GIVEN TEXT:
- Founded: 2005
- Founder: Mark Christensen, Peter Block
- Genre: Indie rock, alternative rock
- Country of origin: United States
- Location: New York City
- Official website: engineroomrecordings.com

= Engine Room Recordings =

Engine Room Recordings is an independent record label with a roster of indie rock and alternative rock musicians. Beyond marketing and distribution for its artists, the label does booking and artist management. Engine Room Recordings is part of the Engine Room Audio group, a New York City-based company offering various services to recording artists.

Albums engineered or mastered at The Engine Room include Rest, Passion, Pain & Pleasure, Silent Steeples, 5 (Murder by Numbers), Chapter V, H.F.M. 2, and The Adventures of the Tiger Shadow by Tiger Shadow

==History==
- Founding
Engine Room Recordings was started by Mark B. Christensen and Peter Block in 2005. In 2006, the label released their first record, Twisted Heart by Goat. New York City-based band Porter Block soon joined the roster, and the label released their debut album, Suburban Sprawl.

DATA RECORDS:
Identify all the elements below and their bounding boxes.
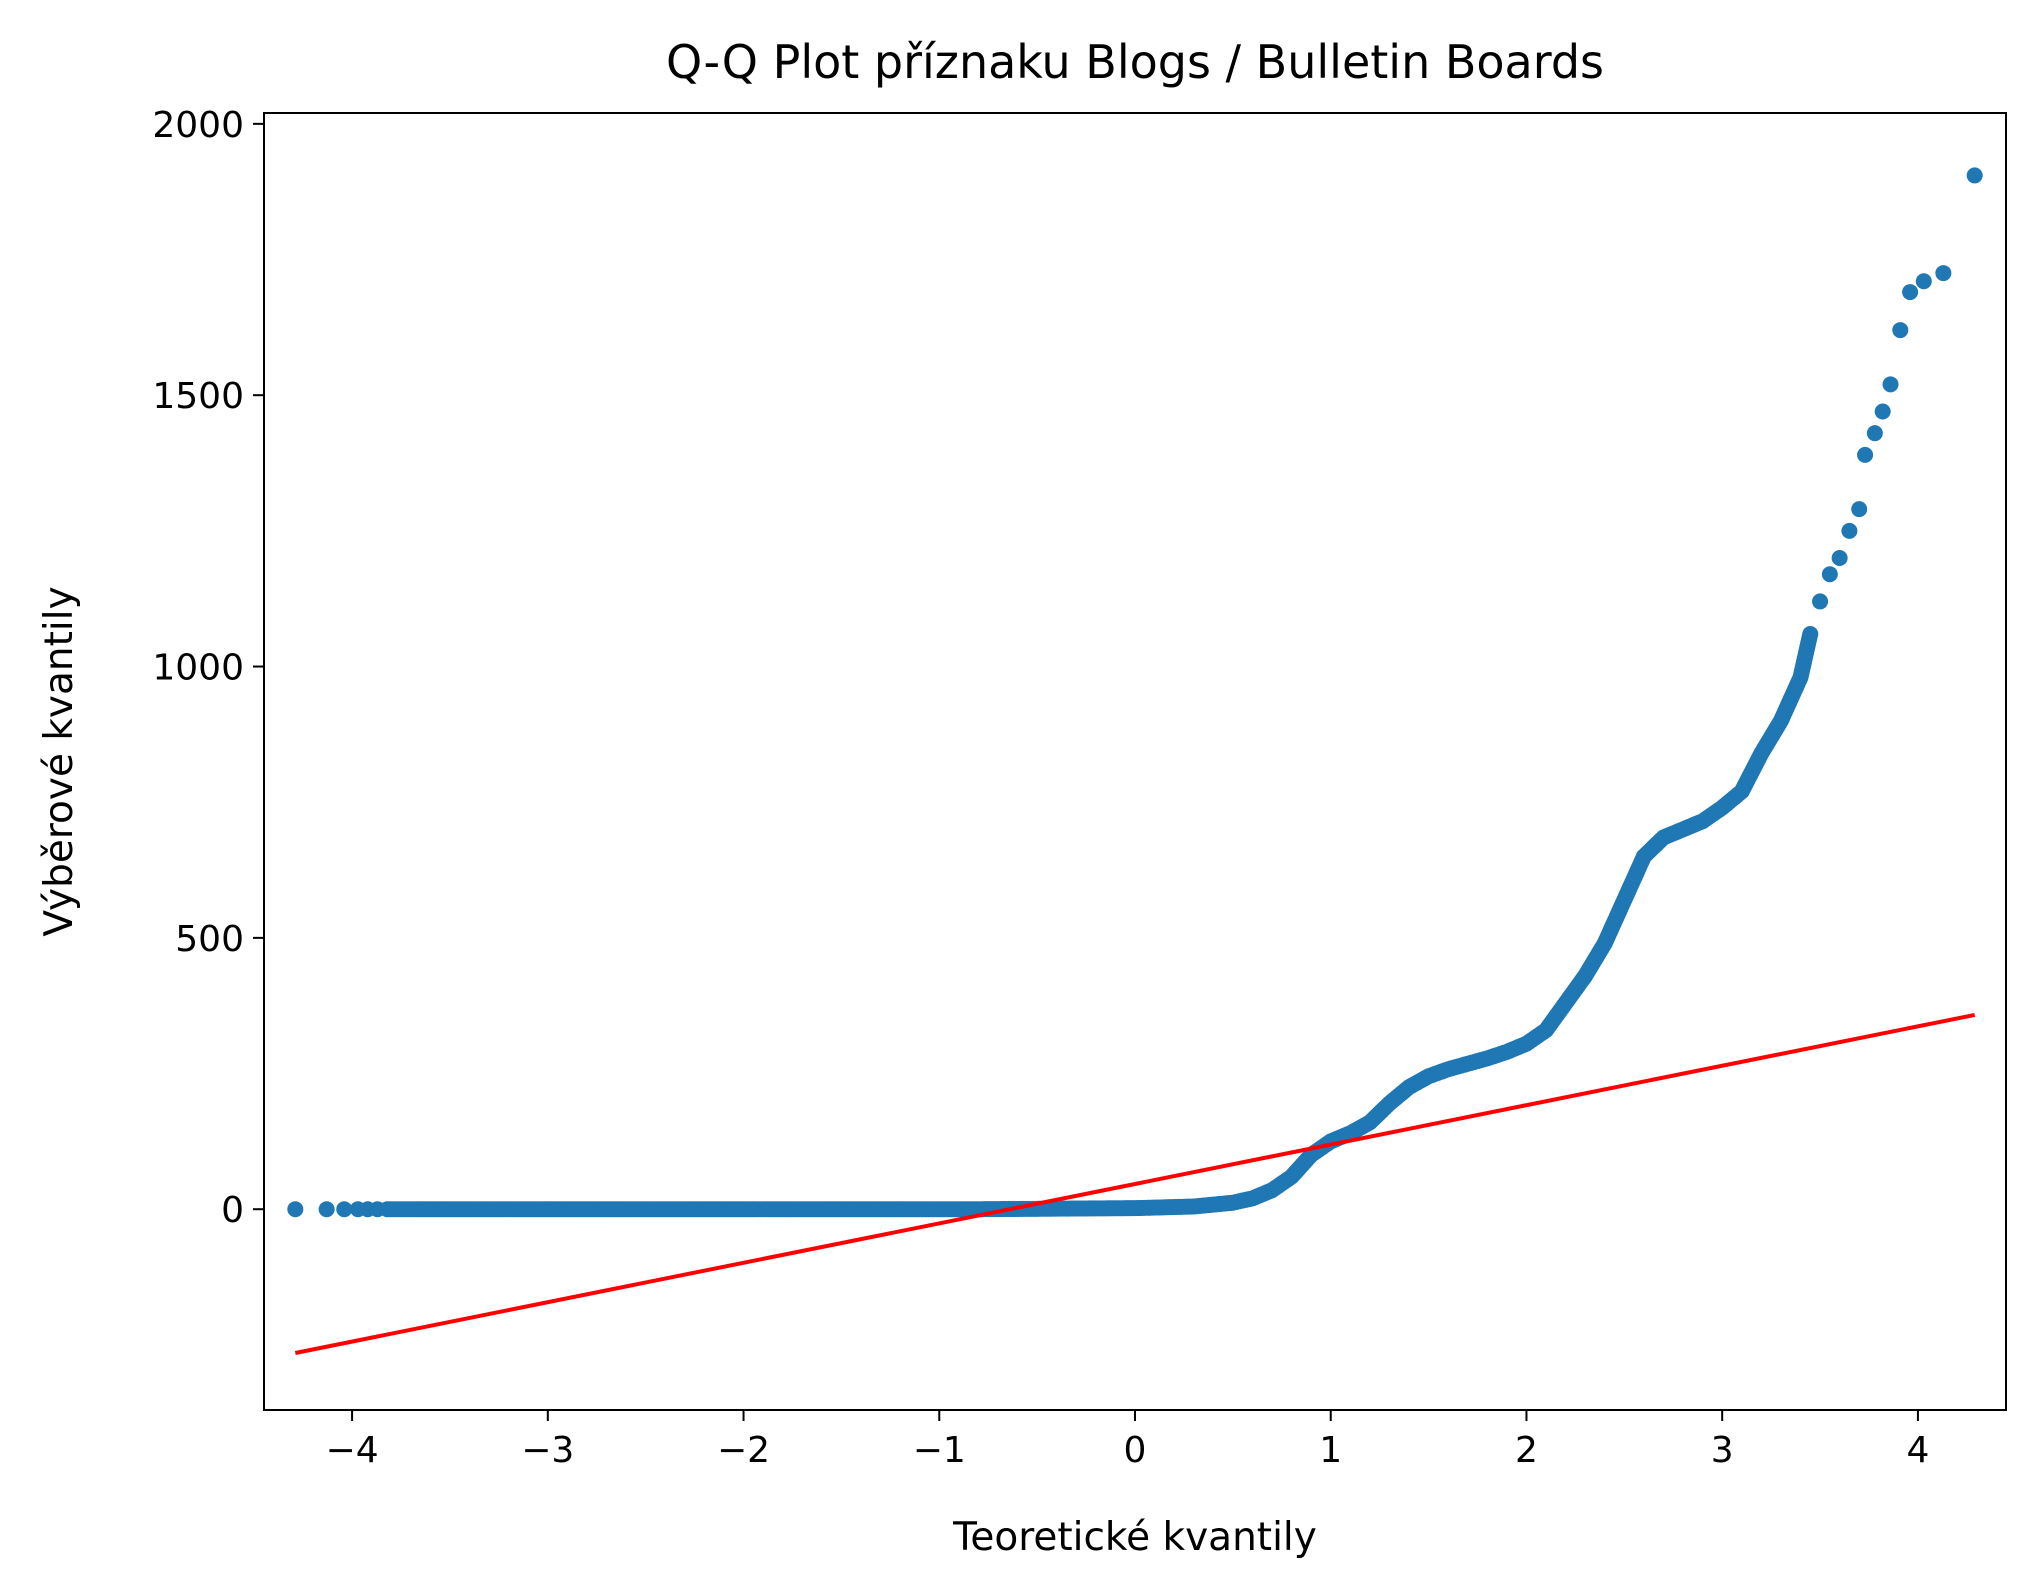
x-tick-label: −2 [717,1430,770,1471]
y-axis-ticks: 0 500 1000 1500 2000 [152,105,264,1231]
data-point [1915,273,1932,290]
data-point [1935,265,1952,282]
fit-line [294,1012,1976,1355]
reference-line [294,1012,1976,1355]
y-tick-label: 1000 [152,648,244,689]
data-point [1892,322,1909,339]
x-axis-label: Teoretické kvantily [952,1515,1317,1560]
data-point [1857,446,1874,463]
data-point [1966,167,1983,184]
data-point [1841,522,1858,539]
data-point [336,1201,353,1218]
y-tick-label: 2000 [152,105,244,146]
chart-title: Q-Q Plot příznaku Blogs / Bulletin Board… [666,35,1604,89]
data-point [1831,549,1848,566]
data-point [1851,501,1868,518]
x-tick-label: 4 [1906,1430,1929,1471]
y-tick-label: 0 [221,1190,244,1231]
data-point [1882,376,1899,393]
y-tick-label: 1500 [152,376,244,417]
data-point [1802,625,1819,642]
data-point [1812,593,1829,610]
y-axis-label: Výběrové kvantily [37,586,82,936]
data-points [287,167,1983,1218]
data-point [1821,566,1838,583]
x-tick-label: −4 [326,1430,379,1471]
data-point [318,1201,335,1218]
data-point [1866,425,1883,442]
x-tick-label: −3 [521,1430,574,1471]
x-tick-label: 3 [1711,1430,1734,1471]
x-tick-label: 1 [1319,1430,1342,1471]
data-point [1874,403,1891,420]
data-point [287,1201,304,1218]
data-point [1902,284,1919,301]
x-axis-ticks: −4 −3 −2 −1 0 1 2 3 4 [326,1410,1929,1471]
x-tick-label: 2 [1515,1430,1538,1471]
y-tick-label: 500 [175,919,244,960]
x-tick-label: −1 [913,1430,966,1471]
x-tick-label: 0 [1124,1430,1147,1471]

TASK INSTRUCTIONS:
**1)** According to the page on Engine Room Recordings, what was the first record the label released?
**2)** Using the page on Engine Room Recordings, explain how the label is connected to Engine Room Audio.

ANSWERS BELOW:
**1)** Twisted Heart by Goat, released in 2006.

**2)** Engine Room Recordings is part of the Engine Room Audio group. That group is a New York City-based company that offers various services to recording artists.